> Objectives:
a: Revise the pixel-loop article between "In the first" and "our pixel loops?", inclusive, replacing "Jupyter Notebook" with "Python script".
b: Pick up the article on fast pixel loops with OpenCV and Python after its last sentence and keep writing it.
* START Text *
Fast, optimized 'for' pixel loops with OpenCV and Python

Have you ever had to loop over an image pixel-by-pixel using Python and OpenCV?

If so, you know that it’s a painfully slow operation even though images are internally represented by NumPy arrays.

So why is this? Why are individual pixel accesses in NumPy so slow?

You see, NumPy operations are implemented in C. This allows us to avoid the expensive overhead of Python loops. When using NumPy, it’s not uncommon to see performance gains by multiple orders of magnitude (as compared to standard Python lists). In general, if you can frame your problem as a vector operation using NumPy arrays, you’ll be able to benefit from the speed boosts.

The problem here is that accessing individual pixels is not a vector operation. Therefore, even though NumPy is arguably the best numerical processing library available for nearly any programming language, when combined with Python’s for loops + individual element accesses, we lose much of the performance gains.

Along your computer vision journey, there will be algorithms you may need to implement that will require you to perform these manual for loops. Whether you need to implement Local Binary Patterns from scratch, create a custom convolution algorithm, or simply cannot rely on vectorized operations, you’ll need to understand how to optimize for loops using OpenCV and Python.

In the remainder of this blog post I’ll discuss how we can create super fast `for` pixel loops using Python and OpenCV — to learn more, just keep reading.

Looking for the source code to this post?

Super fast ‘for’ pixel loops with OpenCV and Python

A few weeks ago I was reading Satya Mallick’s excellent LearnOpenCV blog. His latest article discussed a special function named forEach . The forEach function allows you to utilize all cores on your machine when applying a function to every pixel in an image.

Distributing the computation across multiple cores resulted in a ~5x speedup.

But what about Python?

Is there a forEach OpenCV function exposed to the Python bindings?

Unfortunately, no, there isn’t — instead, we need to create our own forEach-like method. Luckily this isn’t as hard as it sounds.

I’ve been using this exact method to speed up for pixel loops using OpenCV and Python for years — and today I’m happy to share the implementation with you.

In the first part of this blog post, we’ll discuss Cython and how it can be used to speed up operations inside Python.

From there, I’ll provide a Jupyter Notebook detailing how to implement our faster pixel loops with OpenCV and Python.

What is Cython? And how will it speed up our pixel loops?

We all know that Python, being a high-level language, provides a lot of abstraction and convenience — that’s the main reason why it is so great for image processing. What comes with this typically is slower speeds than a language which is closer to assembly like C.

You can think of Cython as a combination of Python with traces of C which provides C-like performance.

Cython differs from Python in that the code is translated to C using the CPython interpreter. This allows the script to be written mostly in Python along with some decorators and type declarations.

So when should you take advantage of Cython in image processing?
* END Text *
* START Source data *
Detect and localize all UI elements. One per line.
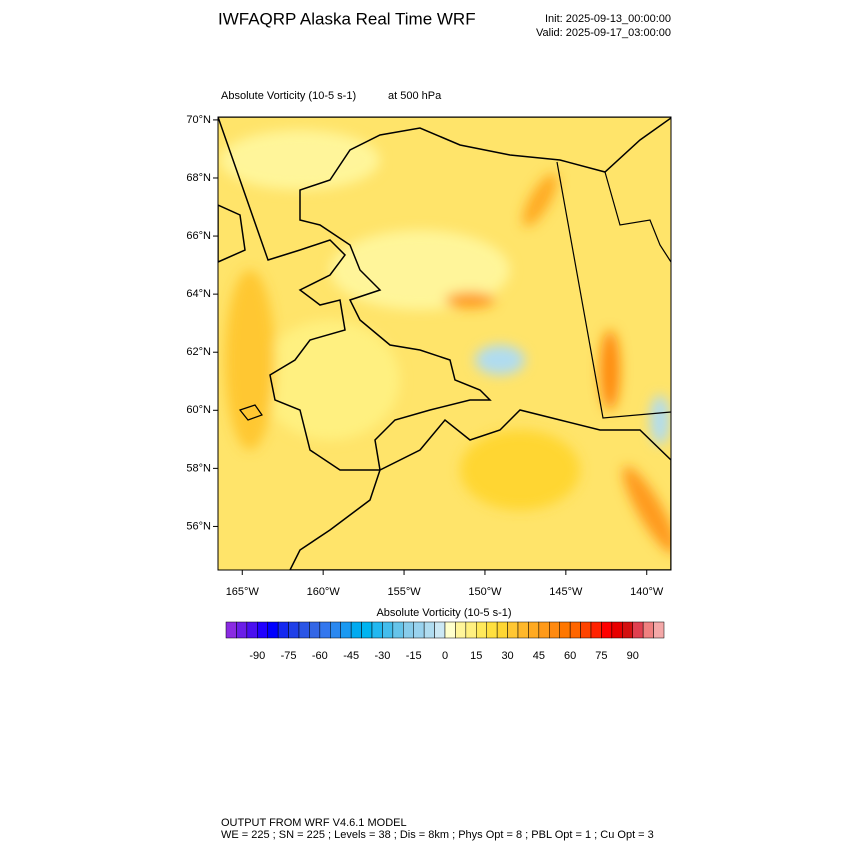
* END Source data *
> Results:
a:
In the first part of this blog post, we’ll discuss Cython and how it can be used to speed up operations inside Python.

From there, I’ll provide a Python script detailing how to implement our faster pixel loops with OpenCV and Python.

What is Cython? And how will it speed up our pixel loops?

b:
Probably the best time to use Cython would be when you find yourself looping pixel-by-pixel in an image. You see, OpenCV and scikit-image are already optimized — a call to a function such as template-matching, like we did when we OCR’d bank checks and credit cards, has been optimized in underlying C. There is a tiny amount of overhead in the function call, but that’s it. You would never write your own template-matching algorithm in Python — it just wouldn’t be fast enough.

If you find yourself writing any custom image processing functions in Python which analyze or modify images pixel-by-pixel (perhaps with a kernel) it is extremely likely that your function won’t run as fast as possible.

In fact, it will run very slowly.

However, if you take advantage of Cython, which compiles with major C/C++ compilers, you can achieve significant performance gains as we will demonstrate today.

Implementing faster pixel loops with OpenCV and Python

A few years ago I was struggling to come across a method to help improve the speed of accessing individual pixels in a NumPy array using Python and OpenCV.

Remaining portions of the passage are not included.